**Set exercise:** Look through the records that follow. Copy every line containing the word "title".

---------------

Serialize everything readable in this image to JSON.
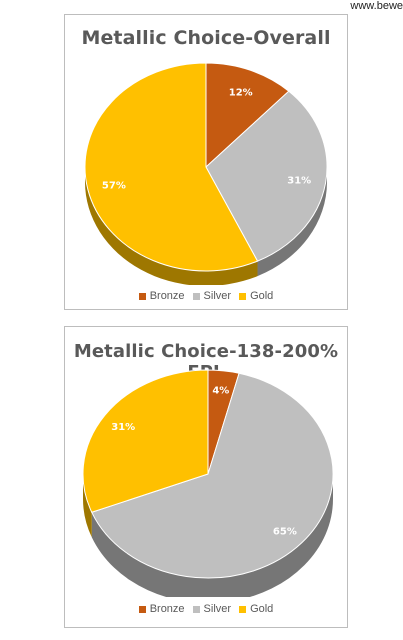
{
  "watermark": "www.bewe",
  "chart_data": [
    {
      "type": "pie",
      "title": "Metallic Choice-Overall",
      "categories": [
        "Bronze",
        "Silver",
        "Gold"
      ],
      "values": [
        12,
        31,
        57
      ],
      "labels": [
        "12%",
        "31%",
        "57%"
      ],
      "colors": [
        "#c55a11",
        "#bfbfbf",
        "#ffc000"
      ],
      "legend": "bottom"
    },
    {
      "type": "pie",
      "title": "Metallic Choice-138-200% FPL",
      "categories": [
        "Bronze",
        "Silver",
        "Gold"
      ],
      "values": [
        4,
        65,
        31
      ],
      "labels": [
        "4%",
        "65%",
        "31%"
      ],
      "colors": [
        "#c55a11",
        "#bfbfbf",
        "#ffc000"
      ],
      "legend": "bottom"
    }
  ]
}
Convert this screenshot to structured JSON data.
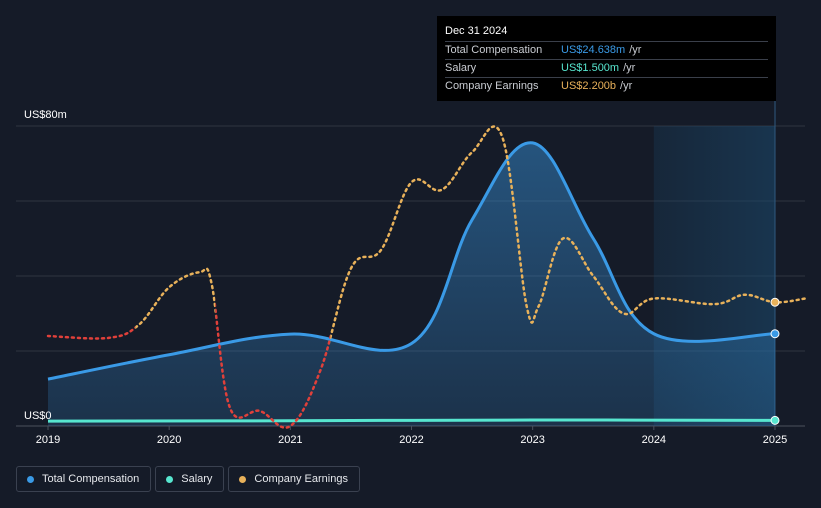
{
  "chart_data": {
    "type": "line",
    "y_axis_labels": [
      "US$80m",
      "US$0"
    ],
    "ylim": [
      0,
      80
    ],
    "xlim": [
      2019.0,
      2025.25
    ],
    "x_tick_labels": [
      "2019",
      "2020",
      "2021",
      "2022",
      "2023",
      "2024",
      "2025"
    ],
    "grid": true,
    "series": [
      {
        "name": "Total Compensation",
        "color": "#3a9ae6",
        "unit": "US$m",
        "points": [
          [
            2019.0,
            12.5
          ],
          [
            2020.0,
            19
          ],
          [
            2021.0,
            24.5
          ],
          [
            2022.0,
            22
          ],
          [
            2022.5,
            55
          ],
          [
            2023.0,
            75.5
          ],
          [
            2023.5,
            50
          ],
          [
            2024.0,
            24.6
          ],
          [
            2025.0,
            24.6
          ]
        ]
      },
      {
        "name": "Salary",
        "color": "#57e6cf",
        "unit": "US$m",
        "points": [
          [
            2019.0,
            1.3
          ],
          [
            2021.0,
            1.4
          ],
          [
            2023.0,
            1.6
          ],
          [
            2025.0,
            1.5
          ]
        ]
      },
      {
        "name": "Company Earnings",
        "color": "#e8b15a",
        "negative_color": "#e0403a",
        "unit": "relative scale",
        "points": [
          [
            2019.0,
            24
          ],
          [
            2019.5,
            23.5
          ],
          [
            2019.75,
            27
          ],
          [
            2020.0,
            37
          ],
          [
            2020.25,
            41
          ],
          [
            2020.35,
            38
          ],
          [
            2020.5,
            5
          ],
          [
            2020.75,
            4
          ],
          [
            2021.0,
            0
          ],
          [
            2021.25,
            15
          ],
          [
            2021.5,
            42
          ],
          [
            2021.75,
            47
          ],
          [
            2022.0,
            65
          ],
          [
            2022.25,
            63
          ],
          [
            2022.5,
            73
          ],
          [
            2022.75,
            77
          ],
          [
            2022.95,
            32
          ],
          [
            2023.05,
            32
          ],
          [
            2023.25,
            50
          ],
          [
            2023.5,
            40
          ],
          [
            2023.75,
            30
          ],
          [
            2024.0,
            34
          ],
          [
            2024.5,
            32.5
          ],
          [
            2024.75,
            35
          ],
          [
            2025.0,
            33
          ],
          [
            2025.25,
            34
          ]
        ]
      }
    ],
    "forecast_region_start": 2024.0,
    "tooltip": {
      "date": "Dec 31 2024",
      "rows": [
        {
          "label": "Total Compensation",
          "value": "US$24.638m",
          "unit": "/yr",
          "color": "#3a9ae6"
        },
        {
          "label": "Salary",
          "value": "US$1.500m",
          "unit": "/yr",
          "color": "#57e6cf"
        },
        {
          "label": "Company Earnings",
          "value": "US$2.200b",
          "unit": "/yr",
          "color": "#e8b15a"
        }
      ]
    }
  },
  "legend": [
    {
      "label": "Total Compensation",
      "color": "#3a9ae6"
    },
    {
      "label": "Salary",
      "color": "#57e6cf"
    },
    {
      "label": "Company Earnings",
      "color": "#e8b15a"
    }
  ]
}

---------------

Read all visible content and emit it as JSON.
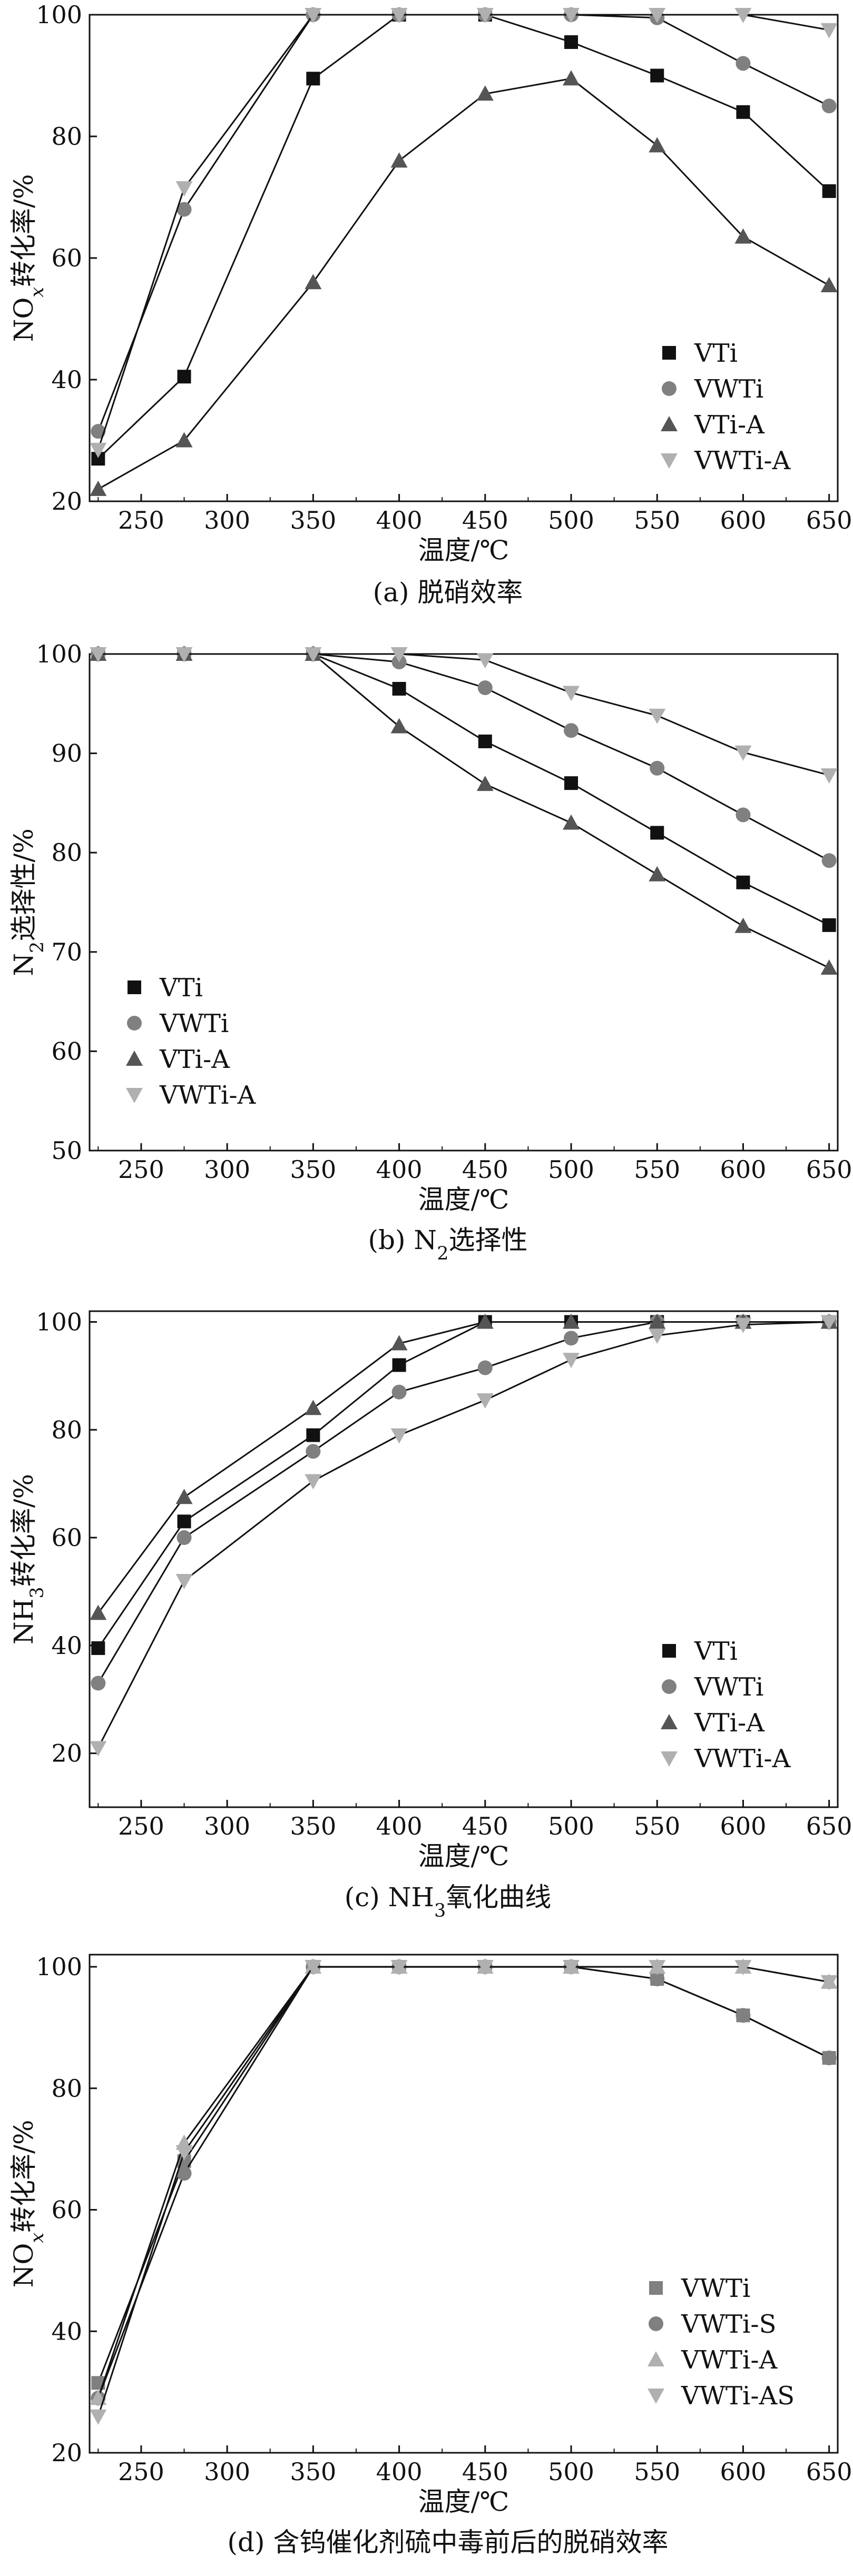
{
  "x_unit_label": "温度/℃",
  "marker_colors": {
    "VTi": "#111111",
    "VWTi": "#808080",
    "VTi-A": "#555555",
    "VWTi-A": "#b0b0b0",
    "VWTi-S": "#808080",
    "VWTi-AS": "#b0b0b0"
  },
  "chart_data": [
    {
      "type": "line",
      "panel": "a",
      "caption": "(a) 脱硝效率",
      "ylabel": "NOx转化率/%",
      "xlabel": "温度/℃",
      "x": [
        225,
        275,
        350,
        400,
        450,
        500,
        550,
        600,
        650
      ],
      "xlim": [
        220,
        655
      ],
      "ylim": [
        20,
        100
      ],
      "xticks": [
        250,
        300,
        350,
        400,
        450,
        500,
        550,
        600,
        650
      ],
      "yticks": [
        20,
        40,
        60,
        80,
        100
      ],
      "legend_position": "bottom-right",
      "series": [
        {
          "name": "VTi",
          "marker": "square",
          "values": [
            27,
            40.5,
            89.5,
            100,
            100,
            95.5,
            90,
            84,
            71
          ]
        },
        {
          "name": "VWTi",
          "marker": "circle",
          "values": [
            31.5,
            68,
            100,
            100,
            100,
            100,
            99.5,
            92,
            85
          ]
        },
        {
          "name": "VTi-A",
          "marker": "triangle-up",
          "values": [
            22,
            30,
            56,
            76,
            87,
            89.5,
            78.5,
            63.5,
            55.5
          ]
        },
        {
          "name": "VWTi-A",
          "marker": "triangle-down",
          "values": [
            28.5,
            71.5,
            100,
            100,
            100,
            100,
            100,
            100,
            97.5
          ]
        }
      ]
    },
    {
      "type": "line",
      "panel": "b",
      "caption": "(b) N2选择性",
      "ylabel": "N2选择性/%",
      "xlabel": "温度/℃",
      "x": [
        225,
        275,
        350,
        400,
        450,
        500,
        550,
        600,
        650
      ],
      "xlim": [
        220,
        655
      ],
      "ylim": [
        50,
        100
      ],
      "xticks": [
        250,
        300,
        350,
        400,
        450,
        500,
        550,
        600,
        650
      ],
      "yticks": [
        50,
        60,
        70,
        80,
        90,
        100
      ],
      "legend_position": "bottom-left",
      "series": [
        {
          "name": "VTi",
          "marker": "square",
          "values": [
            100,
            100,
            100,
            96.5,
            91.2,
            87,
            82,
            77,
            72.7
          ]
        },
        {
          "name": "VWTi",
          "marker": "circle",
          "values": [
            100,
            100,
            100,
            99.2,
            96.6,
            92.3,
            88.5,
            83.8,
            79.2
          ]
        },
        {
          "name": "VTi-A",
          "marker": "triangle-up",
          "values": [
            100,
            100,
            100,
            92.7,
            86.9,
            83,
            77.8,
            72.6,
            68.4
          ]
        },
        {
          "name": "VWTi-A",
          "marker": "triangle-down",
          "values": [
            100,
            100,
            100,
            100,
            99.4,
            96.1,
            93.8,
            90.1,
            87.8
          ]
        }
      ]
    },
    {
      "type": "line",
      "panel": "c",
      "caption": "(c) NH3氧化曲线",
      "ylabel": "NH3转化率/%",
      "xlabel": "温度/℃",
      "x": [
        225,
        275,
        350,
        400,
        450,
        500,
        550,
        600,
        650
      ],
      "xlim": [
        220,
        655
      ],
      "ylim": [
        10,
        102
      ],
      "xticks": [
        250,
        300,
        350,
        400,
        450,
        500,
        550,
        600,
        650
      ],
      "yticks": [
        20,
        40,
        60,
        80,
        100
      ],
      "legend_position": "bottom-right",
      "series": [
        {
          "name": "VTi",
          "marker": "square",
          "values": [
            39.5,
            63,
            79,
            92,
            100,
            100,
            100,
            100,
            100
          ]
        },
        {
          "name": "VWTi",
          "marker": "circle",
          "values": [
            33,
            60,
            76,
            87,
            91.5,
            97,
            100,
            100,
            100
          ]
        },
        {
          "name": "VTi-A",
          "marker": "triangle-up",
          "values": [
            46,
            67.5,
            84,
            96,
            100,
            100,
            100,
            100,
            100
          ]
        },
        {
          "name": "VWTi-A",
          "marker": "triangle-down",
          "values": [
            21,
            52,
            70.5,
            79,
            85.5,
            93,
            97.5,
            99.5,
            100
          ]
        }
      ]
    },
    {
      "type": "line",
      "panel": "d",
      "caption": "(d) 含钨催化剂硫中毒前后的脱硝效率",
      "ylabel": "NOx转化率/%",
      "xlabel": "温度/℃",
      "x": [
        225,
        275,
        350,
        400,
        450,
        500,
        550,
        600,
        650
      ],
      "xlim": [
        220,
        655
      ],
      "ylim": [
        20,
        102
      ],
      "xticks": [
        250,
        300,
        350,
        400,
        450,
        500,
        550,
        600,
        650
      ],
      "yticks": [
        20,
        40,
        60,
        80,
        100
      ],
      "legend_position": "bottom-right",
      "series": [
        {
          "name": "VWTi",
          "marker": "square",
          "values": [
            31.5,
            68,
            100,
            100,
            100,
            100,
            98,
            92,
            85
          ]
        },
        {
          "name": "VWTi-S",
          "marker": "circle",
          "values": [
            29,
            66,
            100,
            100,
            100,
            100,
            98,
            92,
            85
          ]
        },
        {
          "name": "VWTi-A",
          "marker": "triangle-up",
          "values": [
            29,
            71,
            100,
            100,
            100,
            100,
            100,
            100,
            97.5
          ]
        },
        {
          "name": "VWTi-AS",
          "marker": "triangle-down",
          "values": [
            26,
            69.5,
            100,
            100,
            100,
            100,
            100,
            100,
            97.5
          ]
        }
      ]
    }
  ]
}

---------------

**Correct response:**
      "title": "Metallic Choice-Overall",
      "title": "Metallic Choice-138-200% FPL",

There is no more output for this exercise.